Quoted passage.

Trifork Blog

Axon Framework, DDD, Microservices

Server-side clustering of geo-points on a map using Elasticsearch

August 1st, 2013 by
|

Plotting markers on a map is easy using the tooling that is readily available. However, what if you want to add a large number of markers to a map when building a search interface? The problem is that things start to clutter and it’s hard to view the results. The solution is to group results together into one marker. You can do that on the client using client-side scripting, but as the number of results grows, this might not be the best option from a performance perspective.

This blog post describes how to do server-side clustering of those markers, combining them into one marker (preferably with a counter indicating the number of grouped results). It provides a solution to the “too many markers” problem with an Elasticsearch facet.

The Problem

The image below renders quite well the problem we were facing in a project:

serversideclustering_elasticsearch_1

The mass of markers is so dense that it replicates the shape of the Netherlands! These items represent monuments and other things of general interest in the Netherlands; for an application we  developed for a customer we need to manage about 200,000 of them and they are especially concentrated in the cities, as you can see in this case in Amsterdam: The  “draw everything” strategy doesn’t help much here.

Things to do.
A: According to the post on server-side map clustering, roughly how many items did the application built for the customer need to manage?
B: Carry the post on server-side map clustering forward from its last sentence.

Provided data.
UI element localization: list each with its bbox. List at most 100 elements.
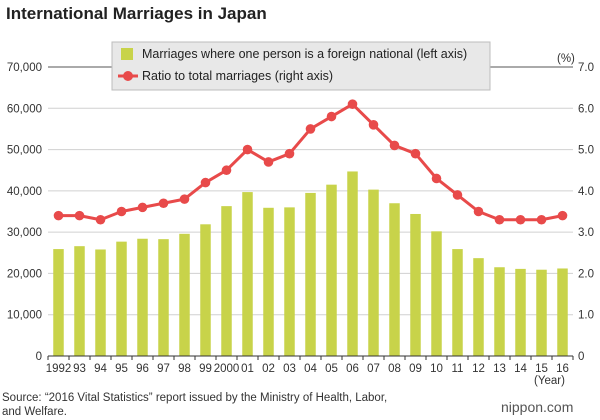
ratio-point [410, 148, 421, 159]
bar [326, 184, 337, 356]
right-axis-tick-label: 4.0 [578, 186, 594, 198]
ratio-point [158, 198, 169, 209]
bar [494, 267, 505, 356]
right-axis-unit: (%) [557, 53, 575, 65]
ratio-point [74, 210, 85, 221]
ratio-point [200, 177, 211, 188]
x-tick-label: 96 [136, 363, 149, 375]
ratio-point [284, 148, 295, 159]
x-tick-label: 93 [73, 363, 86, 375]
bar-series [53, 171, 568, 356]
x-tick-label: 1992 [46, 363, 72, 375]
bar [179, 233, 190, 356]
right-axis-tick-label: 3.0 [578, 227, 594, 239]
ratio-point [368, 120, 379, 130]
left-axis-tick-label: 60,000 [7, 103, 42, 115]
bar [515, 268, 526, 356]
ratio-point [494, 214, 505, 225]
ratio-point [137, 202, 148, 213]
bar [347, 171, 358, 356]
x-tick-label: 11 [452, 363, 464, 375]
left-axis-tick-label: 20,000 [7, 268, 42, 280]
ratio-point [263, 157, 274, 167]
x-tick-label: 02 [262, 363, 275, 375]
x-tick-label: 12 [472, 363, 485, 375]
x-tick-label: 05 [325, 363, 338, 375]
line-series [53, 99, 568, 225]
axes: 0 10,000 20,000 30,000 40,000 50,000 60,000 70,… [7, 62, 594, 375]
ratio-point [536, 214, 547, 225]
legend-line-marker [123, 71, 133, 81]
x-tick-label: 09 [409, 363, 422, 375]
x-tick-label: 98 [178, 363, 191, 375]
left-axis-tick-label: 50,000 [7, 145, 42, 157]
bar [263, 207, 274, 356]
left-axis-tick-label: 30,000 [7, 227, 42, 239]
ratio-point [326, 111, 337, 122]
ratio-point [179, 194, 190, 204]
bar [536, 269, 547, 356]
right-axis-tick-label: 1.0 [578, 310, 594, 322]
brand-logo: nippon.com [501, 399, 573, 415]
bar [158, 239, 169, 356]
right-axis-tick-label: 6.0 [578, 103, 594, 115]
left-axis-tick-label: 40,000 [7, 186, 42, 198]
bar [473, 258, 484, 356]
ratio-point [95, 214, 106, 225]
x-tick-label: 14 [514, 363, 527, 375]
legend: Marriages where one person is a foreign … [111, 41, 491, 91]
bar [137, 238, 148, 356]
x-tick-label: 16 [556, 363, 569, 375]
x-tick-label: 95 [115, 363, 128, 375]
right-axis-tick-label: 7.0 [578, 62, 594, 74]
left-axis-tick-label: 70,000 [7, 62, 42, 74]
x-tick-label: 2000 [214, 363, 240, 375]
x-tick-label: 04 [304, 363, 317, 375]
ratio-point [473, 206, 484, 217]
chart-title: International Marriages in Japan [6, 4, 267, 23]
ratio-point [53, 210, 64, 221]
x-tick-label: 01 [241, 363, 254, 375]
bar [95, 249, 106, 356]
x-tick-label: 13 [493, 363, 506, 375]
x-tick-label: 08 [388, 363, 401, 375]
bar [305, 192, 316, 356]
bar [431, 231, 442, 356]
source-line-2: and Welfare. [2, 406, 67, 418]
x-tick-label: 03 [283, 363, 296, 375]
bar [557, 268, 568, 356]
source-line-1: Source: “2016 Vital Statistics” report i… [2, 392, 387, 404]
ratio-point [116, 206, 127, 217]
bar [389, 203, 400, 356]
ratio-point [557, 210, 568, 221]
left-axis-tick-label: 10,000 [7, 310, 42, 322]
x-tick-label: 07 [367, 363, 380, 375]
x-tick-label: 06 [346, 363, 359, 375]
ratio-point [347, 99, 358, 109]
bar [74, 246, 85, 356]
legend-bar-label: Marriages where one person is a foreign … [142, 47, 467, 61]
ratio-point [305, 124, 316, 134]
x-tick-label: 99 [199, 363, 212, 375]
ratio-point [452, 190, 463, 200]
ratio-point [389, 140, 400, 151]
ratio-point [431, 173, 442, 184]
ratio-point [221, 165, 232, 176]
x-axis-label: (Year) [534, 375, 565, 387]
bar [53, 249, 64, 356]
bar [116, 241, 127, 356]
right-axis-tick-label: 0 [578, 351, 584, 363]
bar [221, 206, 232, 356]
x-tick-label: 94 [94, 363, 107, 375]
bar [452, 249, 463, 356]
x-tick-label: 97 [157, 363, 170, 375]
bar [284, 207, 295, 356]
legend-bar-swatch [121, 48, 133, 60]
legend-line-label: Ratio to total marriages (right axis) [142, 69, 333, 83]
bar [410, 213, 421, 356]
right-axis-tick-label: 2.0 [578, 268, 594, 280]
legend-box [111, 41, 491, 91]
left-axis-tick-label: 0 [36, 351, 42, 363]
bar [368, 189, 379, 356]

Outputs for the tasks.
A: About 200,000.

B:
serversideclustering_elasticsearch_2

Looking for a solution

This article by Google gives a good overview of the problem, but it presents only client side solutions. As the start of this post anticipates, client side processing is not good in our case: if the browser received all of the 200,000 points of interest the webpage would freeze every time the user drags or zooms.

Therefore we looked at means for doing this server side.

Since we are using Elasticsearch as our storage, we searched for a solution which was either built-in or available in a plugin, and found https://github.com/zenobase/geocluster-facet. It is an Elasticsearch plugin which uses a clustering algorithm to group nearby documents.

We installed the plugin and tried some use cases, and although liking the base idea we concluded that we needed more control over the grouping: in our tests, the way groups were calculated by the plugin varied a lot depending on the particular bounding box used in the query. This would result in unstable group icons while a user pans around the map.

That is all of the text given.